• _AIM OF THE TASK_: Nothing should be left out: output all of the entries exactly.

• _EXCERPTED DATA_:
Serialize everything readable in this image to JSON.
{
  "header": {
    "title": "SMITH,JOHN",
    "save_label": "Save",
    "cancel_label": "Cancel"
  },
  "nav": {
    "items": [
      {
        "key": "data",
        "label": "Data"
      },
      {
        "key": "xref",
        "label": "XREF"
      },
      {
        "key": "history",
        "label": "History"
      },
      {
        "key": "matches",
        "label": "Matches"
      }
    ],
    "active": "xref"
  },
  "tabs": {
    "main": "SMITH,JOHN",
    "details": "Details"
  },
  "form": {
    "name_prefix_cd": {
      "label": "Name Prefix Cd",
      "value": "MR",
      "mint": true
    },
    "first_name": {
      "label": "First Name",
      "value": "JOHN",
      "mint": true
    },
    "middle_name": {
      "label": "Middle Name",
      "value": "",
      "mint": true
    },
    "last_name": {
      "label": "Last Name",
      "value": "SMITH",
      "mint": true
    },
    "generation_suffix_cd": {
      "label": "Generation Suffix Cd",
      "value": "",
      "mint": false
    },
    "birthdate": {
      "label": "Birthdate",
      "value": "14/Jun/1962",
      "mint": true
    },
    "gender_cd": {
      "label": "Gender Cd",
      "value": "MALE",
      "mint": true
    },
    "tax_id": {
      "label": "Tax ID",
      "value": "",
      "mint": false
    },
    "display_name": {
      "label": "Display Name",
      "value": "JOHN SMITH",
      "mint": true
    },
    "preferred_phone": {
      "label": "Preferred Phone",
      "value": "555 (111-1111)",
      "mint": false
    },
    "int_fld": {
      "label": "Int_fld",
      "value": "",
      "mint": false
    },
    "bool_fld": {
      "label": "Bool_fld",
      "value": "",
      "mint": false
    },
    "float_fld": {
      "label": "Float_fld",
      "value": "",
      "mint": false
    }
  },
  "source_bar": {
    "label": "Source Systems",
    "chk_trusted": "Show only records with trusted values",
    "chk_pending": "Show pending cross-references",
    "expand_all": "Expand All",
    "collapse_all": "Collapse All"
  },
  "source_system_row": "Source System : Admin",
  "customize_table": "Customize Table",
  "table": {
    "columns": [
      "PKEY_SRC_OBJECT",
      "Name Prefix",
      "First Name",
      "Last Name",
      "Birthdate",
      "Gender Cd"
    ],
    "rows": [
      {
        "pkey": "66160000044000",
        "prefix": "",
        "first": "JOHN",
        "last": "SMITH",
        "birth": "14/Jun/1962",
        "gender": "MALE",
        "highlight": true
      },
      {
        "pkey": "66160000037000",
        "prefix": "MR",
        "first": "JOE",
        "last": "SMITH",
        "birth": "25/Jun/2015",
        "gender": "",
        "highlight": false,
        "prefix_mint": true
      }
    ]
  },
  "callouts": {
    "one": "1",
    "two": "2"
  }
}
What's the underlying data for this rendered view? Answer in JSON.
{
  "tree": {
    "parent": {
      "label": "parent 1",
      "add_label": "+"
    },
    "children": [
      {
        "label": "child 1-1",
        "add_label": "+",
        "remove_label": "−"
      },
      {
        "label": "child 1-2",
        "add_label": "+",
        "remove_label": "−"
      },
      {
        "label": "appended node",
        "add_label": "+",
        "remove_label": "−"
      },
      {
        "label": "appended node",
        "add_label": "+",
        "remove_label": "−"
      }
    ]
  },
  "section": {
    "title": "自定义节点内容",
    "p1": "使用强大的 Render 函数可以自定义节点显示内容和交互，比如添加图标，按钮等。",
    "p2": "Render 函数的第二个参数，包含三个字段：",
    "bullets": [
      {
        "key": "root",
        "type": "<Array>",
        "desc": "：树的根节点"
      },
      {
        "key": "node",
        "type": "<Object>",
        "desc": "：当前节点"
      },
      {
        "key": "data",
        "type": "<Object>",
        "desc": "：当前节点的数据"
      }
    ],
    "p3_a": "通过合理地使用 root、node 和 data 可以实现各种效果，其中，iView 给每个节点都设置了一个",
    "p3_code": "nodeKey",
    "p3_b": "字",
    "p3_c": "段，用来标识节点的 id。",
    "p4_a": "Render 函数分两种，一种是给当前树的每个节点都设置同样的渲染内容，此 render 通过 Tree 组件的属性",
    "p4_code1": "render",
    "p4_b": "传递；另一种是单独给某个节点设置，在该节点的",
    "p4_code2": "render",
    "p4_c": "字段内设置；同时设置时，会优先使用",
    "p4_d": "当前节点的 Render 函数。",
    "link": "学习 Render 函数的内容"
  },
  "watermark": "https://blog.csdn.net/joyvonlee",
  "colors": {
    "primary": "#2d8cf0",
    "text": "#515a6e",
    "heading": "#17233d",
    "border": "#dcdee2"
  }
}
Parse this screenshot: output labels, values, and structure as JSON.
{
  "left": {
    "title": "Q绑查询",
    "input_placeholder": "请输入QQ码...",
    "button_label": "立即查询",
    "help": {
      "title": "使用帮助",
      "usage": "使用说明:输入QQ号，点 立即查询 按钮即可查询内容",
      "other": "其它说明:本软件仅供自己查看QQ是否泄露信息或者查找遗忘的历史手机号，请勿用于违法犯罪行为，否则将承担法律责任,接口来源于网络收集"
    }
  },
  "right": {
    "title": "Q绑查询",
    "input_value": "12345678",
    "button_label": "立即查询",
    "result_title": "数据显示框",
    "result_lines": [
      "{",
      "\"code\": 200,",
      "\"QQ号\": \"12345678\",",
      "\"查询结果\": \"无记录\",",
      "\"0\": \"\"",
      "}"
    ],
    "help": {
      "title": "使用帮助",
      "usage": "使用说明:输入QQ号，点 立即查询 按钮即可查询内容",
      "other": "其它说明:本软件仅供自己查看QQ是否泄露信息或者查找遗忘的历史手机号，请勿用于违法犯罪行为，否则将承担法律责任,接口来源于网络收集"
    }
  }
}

• _REPLY_:
Serialize everything readable in this image to JSON.
{
  "header": {
    "title": "SMITH,JOHN",
    "save_label": "Save",
    "cancel_label": "Cancel"
  },
  "nav": {
    "items": [
      {
        "key": "data",
        "label": "Data"
      },
      {
        "key": "xref",
        "label": "XREF"
      },
      {
        "key": "history",
        "label": "History"
      },
      {
        "key": "matches",
        "label": "Matches"
      }
    ],
    "active": "xref"
  },
  "tabs": {
    "main": "SMITH,JOHN",
    "details": "Details"
  },
  "form": {
    "name_prefix_cd": {
      "label": "Name Prefix Cd",
      "value": "MR",
      "mint": true
    },
    "first_name": {
      "label": "First Name",
      "value": "JOHN",
      "mint": true
    },
    "middle_name": {
      "label": "Middle Name",
      "value": "",
      "mint": true
    },
    "last_name": {
      "label": "Last Name",
      "value": "SMITH",
      "mint": true
    },
    "generation_suffix_cd": {
      "label": "Generation Suffix Cd",
      "value": "",
      "mint": false
    },
    "birthdate": {
      "label": "Birthdate",
      "value": "14/Jun/1962",
      "mint": true
    },
    "gender_cd": {
      "label": "Gender Cd",
      "value": "MALE",
      "mint": true
    },
    "tax_id": {
      "label": "Tax ID",
      "value": "",
      "mint": false
    },
    "display_name": {
      "label": "Display Name",
      "value": "JOHN SMITH",
      "mint": true
    },
    "preferred_phone": {
      "label": "Preferred Phone",
      "value": "555 (111-1111)",
      "mint": false
    },
    "int_fld": {
      "label": "Int_fld",
      "value": "",
      "mint": false
    },
    "bool_fld": {
      "label": "Bool_fld",
      "value": "",
      "mint": false
    },
    "float_fld": {
      "label": "Float_fld",
      "value": "",
      "mint": false
    }
  },
  "source_bar": {
    "label": "Source Systems",
    "chk_trusted": "Show only records with trusted values",
    "chk_pending": "Show pending cross-references",
    "expand_all": "Expand All",
    "collapse_all": "Collapse All"
  },
  "source_system_row": "Source System : Admin",
  "customize_table": "Customize Table",
  "table": {
    "columns": [
      "PKEY_SRC_OBJECT",
      "Name Prefix",
      "First Name",
      "Last Name",
      "Birthdate",
      "Gender Cd"
    ],
    "rows": [
      {
        "pkey": "66160000044000",
        "prefix": "",
        "first": "JOHN",
        "last": "SMITH",
        "birth": "14/Jun/1962",
        "gender": "MALE",
        "highlight": true
      },
      {
        "pkey": "66160000037000",
        "prefix": "MR",
        "first": "JOE",
        "last": "SMITH",
        "birth": "25/Jun/2015",
        "gender": "",
        "highlight": false,
        "prefix_mint": true
      }
    ]
  },
  "callouts": {
    "one": "1",
    "two": "2"
  }
}
What's the underlying data for this rendered view? Answer in JSON.
{
  "tree": {
    "parent": {
      "label": "parent 1",
      "add_label": "+"
    },
    "children": [
      {
        "label": "child 1-1",
        "add_label": "+",
        "remove_label": "−"
      },
      {
        "label": "child 1-2",
        "add_label": "+",
        "remove_label": "−"
      },
      {
        "label": "appended node",
        "add_label": "+",
        "remove_label": "−"
      },
      {
        "label": "appended node",
        "add_label": "+",
        "remove_label": "−"
      }
    ]
  },
  "section": {
    "title": "自定义节点内容",
    "p1": "使用强大的 Render 函数可以自定义节点显示内容和交互，比如添加图标，按钮等。",
    "p2": "Render 函数的第二个参数，包含三个字段：",
    "bullets": [
      {
        "key": "root",
        "type": "<Array>",
        "desc": "：树的根节点"
      },
      {
        "key": "node",
        "type": "<Object>",
        "desc": "：当前节点"
      },
      {
        "key": "data",
        "type": "<Object>",
        "desc": "：当前节点的数据"
      }
    ],
    "p3_a": "通过合理地使用 root、node 和 data 可以实现各种效果，其中，iView 给每个节点都设置了一个",
    "p3_code": "nodeKey",
    "p3_b": "字",
    "p3_c": "段，用来标识节点的 id。",
    "p4_a": "Render 函数分两种，一种是给当前树的每个节点都设置同样的渲染内容，此 render 通过 Tree 组件的属性",
    "p4_code1": "render",
    "p4_b": "传递；另一种是单独给某个节点设置，在该节点的",
    "p4_code2": "render",
    "p4_c": "字段内设置；同时设置时，会优先使用",
    "p4_d": "当前节点的 Render 函数。",
    "link": "学习 Render 函数的内容"
  },
  "watermark": "https://blog.csdn.net/joyvonlee",
  "colors": {
    "primary": "#2d8cf0",
    "text": "#515a6e",
    "heading": "#17233d",
    "border": "#dcdee2"
  }
}
Parse this screenshot: output labels, values, and structure as JSON.
{
  "left": {
    "title": "Q绑查询",
    "input_placeholder": "请输入QQ码...",
    "button_label": "立即查询",
    "help": {
      "title": "使用帮助",
      "usage": "使用说明:输入QQ号，点 立即查询 按钮即可查询内容",
      "other": "其它说明:本软件仅供自己查看QQ是否泄露信息或者查找遗忘的历史手机号，请勿用于违法犯罪行为，否则将承担法律责任,接口来源于网络收集"
    }
  },
  "right": {
    "title": "Q绑查询",
    "input_value": "12345678",
    "button_label": "立即查询",
    "result_title": "数据显示框",
    "result_lines": [
      "{",
      "\"code\": 200,",
      "\"QQ号\": \"12345678\",",
      "\"查询结果\": \"无记录\",",
      "\"0\": \"\"",
      "}"
    ],
    "help": {
      "title": "使用帮助",
      "usage": "使用说明:输入QQ号，点 立即查询 按钮即可查询内容",
      "other": "其它说明:本软件仅供自己查看QQ是否泄露信息或者查找遗忘的历史手机号，请勿用于违法犯罪行为，否则将承担法律责任,接口来源于网络收集"
    }
  }
}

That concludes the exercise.